## [Task directions]
Output each entry exactly; skip nothing.

## [Exercise material]
>> Start

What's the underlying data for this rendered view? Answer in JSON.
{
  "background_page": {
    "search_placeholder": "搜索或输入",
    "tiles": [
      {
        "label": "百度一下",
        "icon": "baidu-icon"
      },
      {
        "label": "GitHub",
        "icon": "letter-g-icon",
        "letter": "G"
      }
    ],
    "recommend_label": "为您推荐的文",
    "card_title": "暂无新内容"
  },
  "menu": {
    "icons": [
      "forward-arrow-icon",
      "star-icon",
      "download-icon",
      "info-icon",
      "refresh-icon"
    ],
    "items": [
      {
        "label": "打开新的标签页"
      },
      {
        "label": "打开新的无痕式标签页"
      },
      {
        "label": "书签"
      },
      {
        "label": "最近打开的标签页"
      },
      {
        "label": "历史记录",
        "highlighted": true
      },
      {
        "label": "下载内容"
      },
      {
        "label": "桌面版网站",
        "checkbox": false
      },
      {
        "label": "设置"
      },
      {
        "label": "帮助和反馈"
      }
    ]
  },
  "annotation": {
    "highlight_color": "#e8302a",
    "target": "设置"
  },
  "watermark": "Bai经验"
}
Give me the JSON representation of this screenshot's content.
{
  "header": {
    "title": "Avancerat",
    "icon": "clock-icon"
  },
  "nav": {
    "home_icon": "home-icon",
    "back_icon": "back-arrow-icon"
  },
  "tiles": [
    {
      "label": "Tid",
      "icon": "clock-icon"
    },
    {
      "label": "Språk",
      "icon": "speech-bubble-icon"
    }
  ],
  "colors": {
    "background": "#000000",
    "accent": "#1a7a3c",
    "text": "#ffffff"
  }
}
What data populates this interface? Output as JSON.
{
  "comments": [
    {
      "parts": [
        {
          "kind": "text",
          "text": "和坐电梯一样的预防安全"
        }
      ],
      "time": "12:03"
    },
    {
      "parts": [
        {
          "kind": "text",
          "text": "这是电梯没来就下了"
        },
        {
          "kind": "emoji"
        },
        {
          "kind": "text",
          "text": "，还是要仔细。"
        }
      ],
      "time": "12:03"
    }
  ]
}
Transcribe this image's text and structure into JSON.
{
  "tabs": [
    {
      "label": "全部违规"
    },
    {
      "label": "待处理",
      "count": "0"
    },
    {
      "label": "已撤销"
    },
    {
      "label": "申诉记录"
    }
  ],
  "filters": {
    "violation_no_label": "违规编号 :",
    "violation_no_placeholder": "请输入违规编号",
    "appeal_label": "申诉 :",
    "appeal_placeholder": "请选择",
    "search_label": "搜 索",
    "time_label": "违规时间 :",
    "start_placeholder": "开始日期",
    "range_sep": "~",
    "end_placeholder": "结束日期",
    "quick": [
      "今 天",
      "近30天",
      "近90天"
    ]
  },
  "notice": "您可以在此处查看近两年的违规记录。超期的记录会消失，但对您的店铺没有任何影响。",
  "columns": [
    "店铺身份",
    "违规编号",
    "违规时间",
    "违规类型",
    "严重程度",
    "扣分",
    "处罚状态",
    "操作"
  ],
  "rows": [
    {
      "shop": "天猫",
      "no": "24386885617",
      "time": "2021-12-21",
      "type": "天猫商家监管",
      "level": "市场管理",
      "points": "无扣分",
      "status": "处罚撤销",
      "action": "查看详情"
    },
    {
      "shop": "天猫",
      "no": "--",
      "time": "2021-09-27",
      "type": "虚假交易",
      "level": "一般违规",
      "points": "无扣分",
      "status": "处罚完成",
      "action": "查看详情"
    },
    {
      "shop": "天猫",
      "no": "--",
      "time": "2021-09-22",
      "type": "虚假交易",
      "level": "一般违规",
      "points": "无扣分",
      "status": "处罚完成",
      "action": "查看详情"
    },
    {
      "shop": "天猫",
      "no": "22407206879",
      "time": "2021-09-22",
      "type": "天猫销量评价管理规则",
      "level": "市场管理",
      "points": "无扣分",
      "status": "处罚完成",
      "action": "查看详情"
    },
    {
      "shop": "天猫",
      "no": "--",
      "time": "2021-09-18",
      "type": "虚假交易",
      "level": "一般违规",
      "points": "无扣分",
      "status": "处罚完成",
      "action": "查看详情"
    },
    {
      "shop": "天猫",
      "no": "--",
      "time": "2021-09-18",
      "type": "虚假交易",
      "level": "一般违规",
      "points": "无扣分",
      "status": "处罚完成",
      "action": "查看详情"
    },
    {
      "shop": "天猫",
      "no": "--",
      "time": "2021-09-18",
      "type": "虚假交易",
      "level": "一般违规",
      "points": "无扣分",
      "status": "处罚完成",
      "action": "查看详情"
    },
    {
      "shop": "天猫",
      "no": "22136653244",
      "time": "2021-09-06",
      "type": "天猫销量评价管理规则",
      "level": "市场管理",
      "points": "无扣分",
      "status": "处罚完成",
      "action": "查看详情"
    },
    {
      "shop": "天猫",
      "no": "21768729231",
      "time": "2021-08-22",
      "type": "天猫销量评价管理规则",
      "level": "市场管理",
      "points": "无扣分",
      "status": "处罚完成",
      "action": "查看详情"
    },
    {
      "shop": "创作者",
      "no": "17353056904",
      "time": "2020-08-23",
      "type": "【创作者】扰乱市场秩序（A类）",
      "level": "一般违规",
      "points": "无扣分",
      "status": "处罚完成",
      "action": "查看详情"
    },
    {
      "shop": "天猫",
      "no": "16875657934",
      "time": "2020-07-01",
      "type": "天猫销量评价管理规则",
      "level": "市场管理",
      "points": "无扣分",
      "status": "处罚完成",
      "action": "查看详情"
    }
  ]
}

>> End

## [Right answer]
What's the underlying data for this rendered view? Answer in JSON.
{
  "background_page": {
    "search_placeholder": "搜索或输入",
    "tiles": [
      {
        "label": "百度一下",
        "icon": "baidu-icon"
      },
      {
        "label": "GitHub",
        "icon": "letter-g-icon",
        "letter": "G"
      }
    ],
    "recommend_label": "为您推荐的文",
    "card_title": "暂无新内容"
  },
  "menu": {
    "icons": [
      "forward-arrow-icon",
      "star-icon",
      "download-icon",
      "info-icon",
      "refresh-icon"
    ],
    "items": [
      {
        "label": "打开新的标签页"
      },
      {
        "label": "打开新的无痕式标签页"
      },
      {
        "label": "书签"
      },
      {
        "label": "最近打开的标签页"
      },
      {
        "label": "历史记录",
        "highlighted": true
      },
      {
        "label": "下载内容"
      },
      {
        "label": "桌面版网站",
        "checkbox": false
      },
      {
        "label": "设置"
      },
      {
        "label": "帮助和反馈"
      }
    ]
  },
  "annotation": {
    "highlight_color": "#e8302a",
    "target": "设置"
  },
  "watermark": "Bai经验"
}
Give me the JSON representation of this screenshot's content.
{
  "header": {
    "title": "Avancerat",
    "icon": "clock-icon"
  },
  "nav": {
    "home_icon": "home-icon",
    "back_icon": "back-arrow-icon"
  },
  "tiles": [
    {
      "label": "Tid",
      "icon": "clock-icon"
    },
    {
      "label": "Språk",
      "icon": "speech-bubble-icon"
    }
  ],
  "colors": {
    "background": "#000000",
    "accent": "#1a7a3c",
    "text": "#ffffff"
  }
}
What data populates this interface? Output as JSON.
{
  "comments": [
    {
      "parts": [
        {
          "kind": "text",
          "text": "和坐电梯一样的预防安全"
        }
      ],
      "time": "12:03"
    },
    {
      "parts": [
        {
          "kind": "text",
          "text": "这是电梯没来就下了"
        },
        {
          "kind": "emoji"
        },
        {
          "kind": "text",
          "text": "，还是要仔细。"
        }
      ],
      "time": "12:03"
    }
  ]
}
Transcribe this image's text and structure into JSON.
{
  "tabs": [
    {
      "label": "全部违规"
    },
    {
      "label": "待处理",
      "count": "0"
    },
    {
      "label": "已撤销"
    },
    {
      "label": "申诉记录"
    }
  ],
  "filters": {
    "violation_no_label": "违规编号 :",
    "violation_no_placeholder": "请输入违规编号",
    "appeal_label": "申诉 :",
    "appeal_placeholder": "请选择",
    "search_label": "搜 索",
    "time_label": "违规时间 :",
    "start_placeholder": "开始日期",
    "range_sep": "~",
    "end_placeholder": "结束日期",
    "quick": [
      "今 天",
      "近30天",
      "近90天"
    ]
  },
  "notice": "您可以在此处查看近两年的违规记录。超期的记录会消失，但对您的店铺没有任何影响。",
  "columns": [
    "店铺身份",
    "违规编号",
    "违规时间",
    "违规类型",
    "严重程度",
    "扣分",
    "处罚状态",
    "操作"
  ],
  "rows": [
    {
      "shop": "天猫",
      "no": "24386885617",
      "time": "2021-12-21",
      "type": "天猫商家监管",
      "level": "市场管理",
      "points": "无扣分",
      "status": "处罚撤销",
      "action": "查看详情"
    },
    {
      "shop": "天猫",
      "no": "--",
      "time": "2021-09-27",
      "type": "虚假交易",
      "level": "一般违规",
      "points": "无扣分",
      "status": "处罚完成",
      "action": "查看详情"
    },
    {
      "shop": "天猫",
      "no": "--",
      "time": "2021-09-22",
      "type": "虚假交易",
      "level": "一般违规",
      "points": "无扣分",
      "status": "处罚完成",
      "action": "查看详情"
    },
    {
      "shop": "天猫",
      "no": "22407206879",
      "time": "2021-09-22",
      "type": "天猫销量评价管理规则",
      "level": "市场管理",
      "points": "无扣分",
      "status": "处罚完成",
      "action": "查看详情"
    },
    {
      "shop": "天猫",
      "no": "--",
      "time": "2021-09-18",
      "type": "虚假交易",
      "level": "一般违规",
      "points": "无扣分",
      "status": "处罚完成",
      "action": "查看详情"
    },
    {
      "shop": "天猫",
      "no": "--",
      "time": "2021-09-18",
      "type": "虚假交易",
      "level": "一般违规",
      "points": "无扣分",
      "status": "处罚完成",
      "action": "查看详情"
    },
    {
      "shop": "天猫",
      "no": "--",
      "time": "2021-09-18",
      "type": "虚假交易",
      "level": "一般违规",
      "points": "无扣分",
      "status": "处罚完成",
      "action": "查看详情"
    },
    {
      "shop": "天猫",
      "no": "22136653244",
      "time": "2021-09-06",
      "type": "天猫销量评价管理规则",
      "level": "市场管理",
      "points": "无扣分",
      "status": "处罚完成",
      "action": "查看详情"
    },
    {
      "shop": "天猫",
      "no": "21768729231",
      "time": "2021-08-22",
      "type": "天猫销量评价管理规则",
      "level": "市场管理",
      "points": "无扣分",
      "status": "处罚完成",
      "action": "查看详情"
    },
    {
      "shop": "创作者",
      "no": "17353056904",
      "time": "2020-08-23",
      "type": "【创作者】扰乱市场秩序（A类）",
      "level": "一般违规",
      "points": "无扣分",
      "status": "处罚完成",
      "action": "查看详情"
    },
    {
      "shop": "天猫",
      "no": "16875657934",
      "time": "2020-07-01",
      "type": "天猫销量评价管理规则",
      "level": "市场管理",
      "points": "无扣分",
      "status": "处罚完成",
      "action": "查看详情"
    }
  ]
}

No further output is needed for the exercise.